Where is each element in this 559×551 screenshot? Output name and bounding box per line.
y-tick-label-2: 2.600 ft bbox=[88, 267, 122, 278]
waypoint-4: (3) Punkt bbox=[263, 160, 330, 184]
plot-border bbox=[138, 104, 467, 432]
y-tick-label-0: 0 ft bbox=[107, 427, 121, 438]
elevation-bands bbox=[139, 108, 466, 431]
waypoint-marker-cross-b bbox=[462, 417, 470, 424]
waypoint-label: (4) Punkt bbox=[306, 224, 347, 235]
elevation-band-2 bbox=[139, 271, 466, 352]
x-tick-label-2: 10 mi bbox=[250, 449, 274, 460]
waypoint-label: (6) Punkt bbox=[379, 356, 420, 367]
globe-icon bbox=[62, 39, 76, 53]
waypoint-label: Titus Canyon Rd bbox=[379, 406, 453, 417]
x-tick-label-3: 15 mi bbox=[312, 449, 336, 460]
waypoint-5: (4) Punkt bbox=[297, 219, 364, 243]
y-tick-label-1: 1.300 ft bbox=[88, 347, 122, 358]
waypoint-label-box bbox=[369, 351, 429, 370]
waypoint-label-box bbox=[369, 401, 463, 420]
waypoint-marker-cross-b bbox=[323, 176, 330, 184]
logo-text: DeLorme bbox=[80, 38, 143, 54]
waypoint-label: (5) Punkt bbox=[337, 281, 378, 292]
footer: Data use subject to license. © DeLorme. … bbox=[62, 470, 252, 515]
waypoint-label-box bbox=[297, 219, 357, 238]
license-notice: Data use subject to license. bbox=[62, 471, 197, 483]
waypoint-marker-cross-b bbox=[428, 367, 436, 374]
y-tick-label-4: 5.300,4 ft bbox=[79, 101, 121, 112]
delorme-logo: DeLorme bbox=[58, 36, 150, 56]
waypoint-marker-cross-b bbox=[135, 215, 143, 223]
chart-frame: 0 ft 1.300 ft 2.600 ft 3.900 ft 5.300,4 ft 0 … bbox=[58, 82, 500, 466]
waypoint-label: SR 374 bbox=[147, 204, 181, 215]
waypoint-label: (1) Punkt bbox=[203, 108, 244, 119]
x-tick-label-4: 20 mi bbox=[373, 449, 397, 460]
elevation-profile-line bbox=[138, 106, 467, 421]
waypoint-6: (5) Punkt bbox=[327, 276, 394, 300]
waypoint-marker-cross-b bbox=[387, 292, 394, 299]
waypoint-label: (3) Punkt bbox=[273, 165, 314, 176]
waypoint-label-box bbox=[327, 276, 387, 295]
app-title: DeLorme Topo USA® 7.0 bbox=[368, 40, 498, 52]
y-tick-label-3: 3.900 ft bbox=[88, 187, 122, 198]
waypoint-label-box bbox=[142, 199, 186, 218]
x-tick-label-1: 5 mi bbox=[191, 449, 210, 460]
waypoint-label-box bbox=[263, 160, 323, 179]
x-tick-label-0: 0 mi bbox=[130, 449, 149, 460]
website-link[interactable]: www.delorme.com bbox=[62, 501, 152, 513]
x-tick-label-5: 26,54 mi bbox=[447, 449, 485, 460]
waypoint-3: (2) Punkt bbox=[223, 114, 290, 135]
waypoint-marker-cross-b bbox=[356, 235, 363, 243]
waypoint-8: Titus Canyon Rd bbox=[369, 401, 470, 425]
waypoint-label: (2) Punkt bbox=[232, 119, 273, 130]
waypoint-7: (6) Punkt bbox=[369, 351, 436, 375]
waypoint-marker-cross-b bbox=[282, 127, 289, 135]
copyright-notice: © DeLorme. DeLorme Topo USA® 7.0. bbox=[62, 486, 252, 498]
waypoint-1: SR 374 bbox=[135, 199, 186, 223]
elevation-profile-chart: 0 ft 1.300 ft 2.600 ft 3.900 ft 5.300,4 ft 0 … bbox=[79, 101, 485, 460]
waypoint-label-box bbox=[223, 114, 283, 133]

══════

_Problem requirements_
Copy the lines above verbatim, from start to finish.

_Written response_
Where is each element in this 559×551 screenshot? Output name and bounding box per line.
y-tick-label-2: 2.600 ft bbox=[88, 267, 122, 278]
waypoint-4: (3) Punkt bbox=[263, 160, 330, 184]
plot-border bbox=[138, 104, 467, 432]
y-tick-label-0: 0 ft bbox=[107, 427, 121, 438]
elevation-bands bbox=[139, 108, 466, 431]
waypoint-marker-cross-b bbox=[462, 417, 470, 424]
waypoint-label: (4) Punkt bbox=[306, 224, 347, 235]
elevation-band-2 bbox=[139, 271, 466, 352]
x-tick-label-2: 10 mi bbox=[250, 449, 274, 460]
waypoint-label: (6) Punkt bbox=[379, 356, 420, 367]
globe-icon bbox=[62, 39, 76, 53]
waypoint-label: Titus Canyon Rd bbox=[379, 406, 453, 417]
x-tick-label-3: 15 mi bbox=[312, 449, 336, 460]
waypoint-5: (4) Punkt bbox=[297, 219, 364, 243]
y-tick-label-1: 1.300 ft bbox=[88, 347, 122, 358]
waypoint-label-box bbox=[369, 351, 429, 370]
waypoint-label-box bbox=[369, 401, 463, 420]
waypoint-marker-cross-b bbox=[323, 176, 330, 184]
logo-text: DeLorme bbox=[80, 38, 143, 54]
waypoint-label: (5) Punkt bbox=[337, 281, 378, 292]
footer: Data use subject to license. © DeLorme. … bbox=[62, 470, 252, 515]
waypoint-label-box bbox=[297, 219, 357, 238]
license-notice: Data use subject to license. bbox=[62, 471, 197, 483]
waypoint-marker-cross-b bbox=[428, 367, 436, 374]
y-tick-label-4: 5.300,4 ft bbox=[79, 101, 121, 112]
delorme-logo: DeLorme bbox=[58, 36, 150, 56]
waypoint-marker-cross-b bbox=[135, 215, 143, 223]
chart-frame: 0 ft 1.300 ft 2.600 ft 3.900 ft 5.300,4 ft 0 … bbox=[58, 82, 500, 466]
waypoint-label: SR 374 bbox=[147, 204, 181, 215]
waypoint-label: (1) Punkt bbox=[203, 108, 244, 119]
x-tick-label-4: 20 mi bbox=[373, 449, 397, 460]
elevation-profile-line bbox=[138, 106, 467, 421]
waypoint-6: (5) Punkt bbox=[327, 276, 394, 300]
waypoint-marker-cross-b bbox=[387, 292, 394, 299]
waypoint-label: (3) Punkt bbox=[273, 165, 314, 176]
waypoint-label-box bbox=[327, 276, 387, 295]
app-title: DeLorme Topo USA® 7.0 bbox=[368, 40, 498, 52]
y-tick-label-3: 3.900 ft bbox=[88, 187, 122, 198]
waypoint-label-box bbox=[142, 199, 186, 218]
x-tick-label-1: 5 mi bbox=[191, 449, 210, 460]
waypoint-label-box bbox=[263, 160, 323, 179]
x-tick-label-0: 0 mi bbox=[130, 449, 149, 460]
website-link[interactable]: www.delorme.com bbox=[62, 501, 152, 513]
x-tick-label-5: 26,54 mi bbox=[447, 449, 485, 460]
waypoint-3: (2) Punkt bbox=[223, 114, 290, 135]
waypoint-marker-cross-b bbox=[356, 235, 363, 243]
waypoint-8: Titus Canyon Rd bbox=[369, 401, 470, 425]
waypoint-label: (2) Punkt bbox=[232, 119, 273, 130]
waypoint-7: (6) Punkt bbox=[369, 351, 436, 375]
waypoint-marker-cross-b bbox=[282, 127, 289, 135]
copyright-notice: © DeLorme. DeLorme Topo USA® 7.0. bbox=[62, 486, 252, 498]
waypoint-1: SR 374 bbox=[135, 199, 186, 223]
elevation-profile-chart: 0 ft 1.300 ft 2.600 ft 3.900 ft 5.300,4 ft 0 … bbox=[79, 101, 485, 460]
waypoint-label-box bbox=[223, 114, 283, 133]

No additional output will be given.